-- STORED DATA start --

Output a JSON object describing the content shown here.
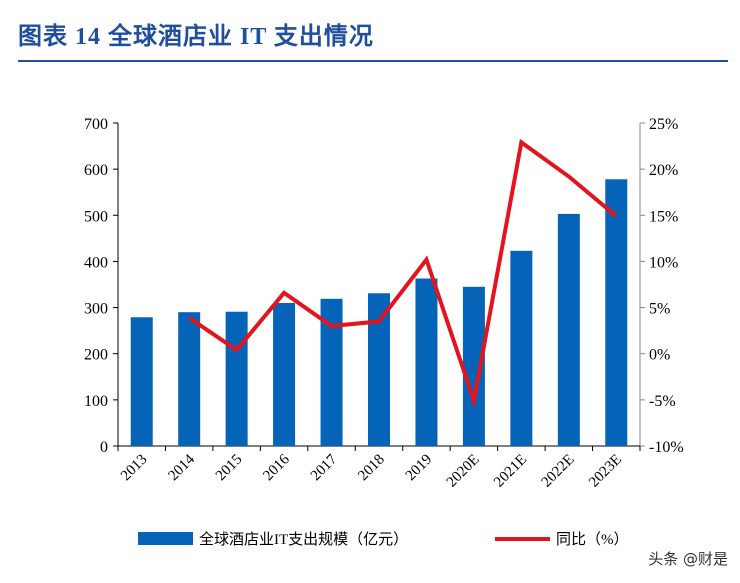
{
  "title": "图表 14  全球酒店业 IT 支出情况",
  "watermark": "头条 @财是",
  "colors": {
    "bar": "#0563b8",
    "line": "#e3141e",
    "title": "#1f4e9c"
  },
  "chart_data": {
    "type": "bar+line",
    "categories": [
      "2013",
      "2014",
      "2015",
      "2016",
      "2017",
      "2018",
      "2019",
      "2020E",
      "2021E",
      "2022E",
      "2023E"
    ],
    "series": [
      {
        "name": "全球酒店业IT支出规模（亿元）",
        "type": "bar",
        "axis": "left",
        "values": [
          279,
          290,
          291,
          310,
          319,
          331,
          363,
          345,
          423,
          503,
          578
        ]
      },
      {
        "name": "同比（%）",
        "type": "line",
        "axis": "right",
        "values": [
          null,
          3.9,
          0.4,
          6.6,
          3.0,
          3.5,
          10.2,
          -5.1,
          22.9,
          19.2,
          14.9
        ]
      }
    ],
    "left_axis": {
      "ylim": [
        0,
        700
      ],
      "ticks": [
        "0",
        "100",
        "200",
        "300",
        "400",
        "500",
        "600",
        "700"
      ]
    },
    "right_axis": {
      "ylim": [
        -10,
        25
      ],
      "ticks": [
        "-10%",
        "-5%",
        "0%",
        "5%",
        "10%",
        "15%",
        "20%",
        "25%"
      ]
    },
    "grid": false,
    "legend": "bottom"
  }
}
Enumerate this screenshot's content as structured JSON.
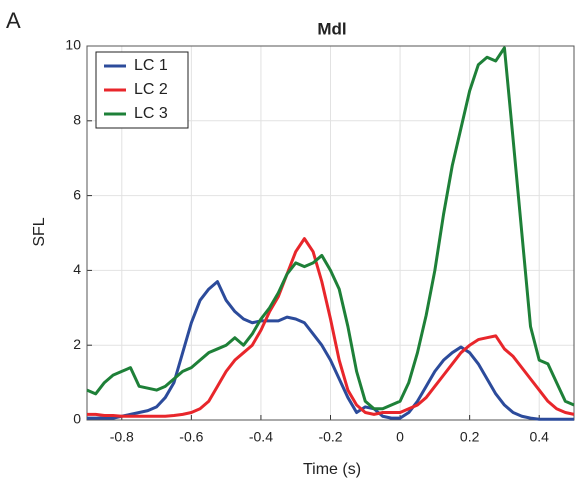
{
  "chart_data": {
    "type": "line",
    "panel_label": "A",
    "title": "Mdl",
    "xlabel": "Time (s)",
    "ylabel": "SFL",
    "x": [
      -0.9,
      -0.875,
      -0.85,
      -0.825,
      -0.8,
      -0.775,
      -0.75,
      -0.725,
      -0.7,
      -0.675,
      -0.65,
      -0.625,
      -0.6,
      -0.575,
      -0.55,
      -0.525,
      -0.5,
      -0.475,
      -0.45,
      -0.425,
      -0.4,
      -0.375,
      -0.35,
      -0.325,
      -0.3,
      -0.275,
      -0.25,
      -0.225,
      -0.2,
      -0.175,
      -0.15,
      -0.125,
      -0.1,
      -0.075,
      -0.05,
      -0.025,
      0,
      0.025,
      0.05,
      0.075,
      0.1,
      0.125,
      0.15,
      0.175,
      0.2,
      0.225,
      0.25,
      0.275,
      0.3,
      0.325,
      0.35,
      0.375,
      0.4,
      0.425,
      0.45,
      0.475,
      0.5
    ],
    "series": [
      {
        "name": "LC 1",
        "color": "#2c4b9b",
        "values": [
          0.05,
          0.05,
          0.05,
          0.05,
          0.1,
          0.15,
          0.2,
          0.25,
          0.35,
          0.6,
          1.0,
          1.8,
          2.6,
          3.2,
          3.5,
          3.7,
          3.2,
          2.9,
          2.7,
          2.6,
          2.65,
          2.65,
          2.65,
          2.75,
          2.7,
          2.6,
          2.3,
          2.0,
          1.6,
          1.1,
          0.6,
          0.2,
          0.35,
          0.3,
          0.1,
          0.05,
          0.05,
          0.2,
          0.5,
          0.9,
          1.3,
          1.6,
          1.8,
          1.95,
          1.8,
          1.5,
          1.1,
          0.7,
          0.4,
          0.2,
          0.1,
          0.05,
          0.02,
          0.02,
          0.02,
          0.02,
          0.02
        ]
      },
      {
        "name": "LC 2",
        "color": "#e8262b",
        "values": [
          0.15,
          0.15,
          0.12,
          0.12,
          0.1,
          0.1,
          0.1,
          0.1,
          0.1,
          0.1,
          0.12,
          0.15,
          0.2,
          0.3,
          0.5,
          0.9,
          1.3,
          1.6,
          1.8,
          2.0,
          2.4,
          2.9,
          3.3,
          3.9,
          4.5,
          4.85,
          4.5,
          3.7,
          2.7,
          1.6,
          0.8,
          0.4,
          0.2,
          0.15,
          0.2,
          0.2,
          0.2,
          0.3,
          0.4,
          0.6,
          0.9,
          1.2,
          1.5,
          1.8,
          2.0,
          2.15,
          2.2,
          2.25,
          1.9,
          1.7,
          1.4,
          1.1,
          0.8,
          0.5,
          0.3,
          0.2,
          0.15
        ]
      },
      {
        "name": "LC 3",
        "color": "#1e8038",
        "values": [
          0.8,
          0.7,
          1.0,
          1.2,
          1.3,
          1.4,
          0.9,
          0.85,
          0.8,
          0.9,
          1.1,
          1.3,
          1.4,
          1.6,
          1.8,
          1.9,
          2.0,
          2.2,
          2.0,
          2.3,
          2.7,
          3.0,
          3.4,
          3.9,
          4.2,
          4.1,
          4.2,
          4.4,
          4.0,
          3.5,
          2.5,
          1.3,
          0.5,
          0.3,
          0.3,
          0.4,
          0.5,
          1.0,
          1.8,
          2.8,
          4.0,
          5.5,
          6.8,
          7.8,
          8.8,
          9.5,
          9.7,
          9.6,
          9.95,
          7.5,
          5.0,
          2.5,
          1.6,
          1.5,
          1.0,
          0.5,
          0.4
        ]
      }
    ],
    "xlim": [
      -0.9,
      0.5
    ],
    "ylim": [
      0,
      10
    ],
    "xticks": [
      -0.8,
      -0.6,
      -0.4,
      -0.2,
      0,
      0.2,
      0.4
    ],
    "yticks": [
      0,
      2,
      4,
      6,
      8,
      10
    ],
    "grid": true,
    "legend": "upper left"
  }
}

-- STORED DATA end --

GIVEN PROBLEM: The records above must be printed exactly; the pictures stay out.

OUTPUT FOR THIS TASK:
Output a JSON object describing the content shown here.
{
  "title": "图表 14  全球酒店业 IT 支出情况",
  "watermark": "头条 @财是",
  "colors": {
    "bar": "#0563b8",
    "line": "#e3141e",
    "title": "#1f4e9c"
  },
  "chart_data": {
    "type": "bar+line",
    "categories": [
      "2013",
      "2014",
      "2015",
      "2016",
      "2017",
      "2018",
      "2019",
      "2020E",
      "2021E",
      "2022E",
      "2023E"
    ],
    "series": [
      {
        "name": "全球酒店业IT支出规模（亿元）",
        "type": "bar",
        "axis": "left",
        "values": [
          279,
          290,
          291,
          310,
          319,
          331,
          363,
          345,
          423,
          503,
          578
        ]
      },
      {
        "name": "同比（%）",
        "type": "line",
        "axis": "right",
        "values": [
          null,
          3.9,
          0.4,
          6.6,
          3.0,
          3.5,
          10.2,
          -5.1,
          22.9,
          19.2,
          14.9
        ]
      }
    ],
    "left_axis": {
      "ylim": [
        0,
        700
      ],
      "ticks": [
        "0",
        "100",
        "200",
        "300",
        "400",
        "500",
        "600",
        "700"
      ]
    },
    "right_axis": {
      "ylim": [
        -10,
        25
      ],
      "ticks": [
        "-10%",
        "-5%",
        "0%",
        "5%",
        "10%",
        "15%",
        "20%",
        "25%"
      ]
    },
    "grid": false,
    "legend": "bottom"
  }
}
Enumerate this screenshot's content as structured JSON.
{
  "chart_data": {
    "type": "line",
    "panel_label": "A",
    "title": "Mdl",
    "xlabel": "Time (s)",
    "ylabel": "SFL",
    "x": [
      -0.9,
      -0.875,
      -0.85,
      -0.825,
      -0.8,
      -0.775,
      -0.75,
      -0.725,
      -0.7,
      -0.675,
      -0.65,
      -0.625,
      -0.6,
      -0.575,
      -0.55,
      -0.525,
      -0.5,
      -0.475,
      -0.45,
      -0.425,
      -0.4,
      -0.375,
      -0.35,
      -0.325,
      -0.3,
      -0.275,
      -0.25,
      -0.225,
      -0.2,
      -0.175,
      -0.15,
      -0.125,
      -0.1,
      -0.075,
      -0.05,
      -0.025,
      0,
      0.025,
      0.05,
      0.075,
      0.1,
      0.125,
      0.15,
      0.175,
      0.2,
      0.225,
      0.25,
      0.275,
      0.3,
      0.325,
      0.35,
      0.375,
      0.4,
      0.425,
      0.45,
      0.475,
      0.5
    ],
    "series": [
      {
        "name": "LC 1",
        "color": "#2c4b9b",
        "values": [
          0.05,
          0.05,
          0.05,
          0.05,
          0.1,
          0.15,
          0.2,
          0.25,
          0.35,
          0.6,
          1.0,
          1.8,
          2.6,
          3.2,
          3.5,
          3.7,
          3.2,
          2.9,
          2.7,
          2.6,
          2.65,
          2.65,
          2.65,
          2.75,
          2.7,
          2.6,
          2.3,
          2.0,
          1.6,
          1.1,
          0.6,
          0.2,
          0.35,
          0.3,
          0.1,
          0.05,
          0.05,
          0.2,
          0.5,
          0.9,
          1.3,
          1.6,
          1.8,
          1.95,
          1.8,
          1.5,
          1.1,
          0.7,
          0.4,
          0.2,
          0.1,
          0.05,
          0.02,
          0.02,
          0.02,
          0.02,
          0.02
        ]
      },
      {
        "name": "LC 2",
        "color": "#e8262b",
        "values": [
          0.15,
          0.15,
          0.12,
          0.12,
          0.1,
          0.1,
          0.1,
          0.1,
          0.1,
          0.1,
          0.12,
          0.15,
          0.2,
          0.3,
          0.5,
          0.9,
          1.3,
          1.6,
          1.8,
          2.0,
          2.4,
          2.9,
          3.3,
          3.9,
          4.5,
          4.85,
          4.5,
          3.7,
          2.7,
          1.6,
          0.8,
          0.4,
          0.2,
          0.15,
          0.2,
          0.2,
          0.2,
          0.3,
          0.4,
          0.6,
          0.9,
          1.2,
          1.5,
          1.8,
          2.0,
          2.15,
          2.2,
          2.25,
          1.9,
          1.7,
          1.4,
          1.1,
          0.8,
          0.5,
          0.3,
          0.2,
          0.15
        ]
      },
      {
        "name": "LC 3",
        "color": "#1e8038",
        "values": [
          0.8,
          0.7,
          1.0,
          1.2,
          1.3,
          1.4,
          0.9,
          0.85,
          0.8,
          0.9,
          1.1,
          1.3,
          1.4,
          1.6,
          1.8,
          1.9,
          2.0,
          2.2,
          2.0,
          2.3,
          2.7,
          3.0,
          3.4,
          3.9,
          4.2,
          4.1,
          4.2,
          4.4,
          4.0,
          3.5,
          2.5,
          1.3,
          0.5,
          0.3,
          0.3,
          0.4,
          0.5,
          1.0,
          1.8,
          2.8,
          4.0,
          5.5,
          6.8,
          7.8,
          8.8,
          9.5,
          9.7,
          9.6,
          9.95,
          7.5,
          5.0,
          2.5,
          1.6,
          1.5,
          1.0,
          0.5,
          0.4
        ]
      }
    ],
    "xlim": [
      -0.9,
      0.5
    ],
    "ylim": [
      0,
      10
    ],
    "xticks": [
      -0.8,
      -0.6,
      -0.4,
      -0.2,
      0,
      0.2,
      0.4
    ],
    "yticks": [
      0,
      2,
      4,
      6,
      8,
      10
    ],
    "grid": true,
    "legend": "upper left"
  }
}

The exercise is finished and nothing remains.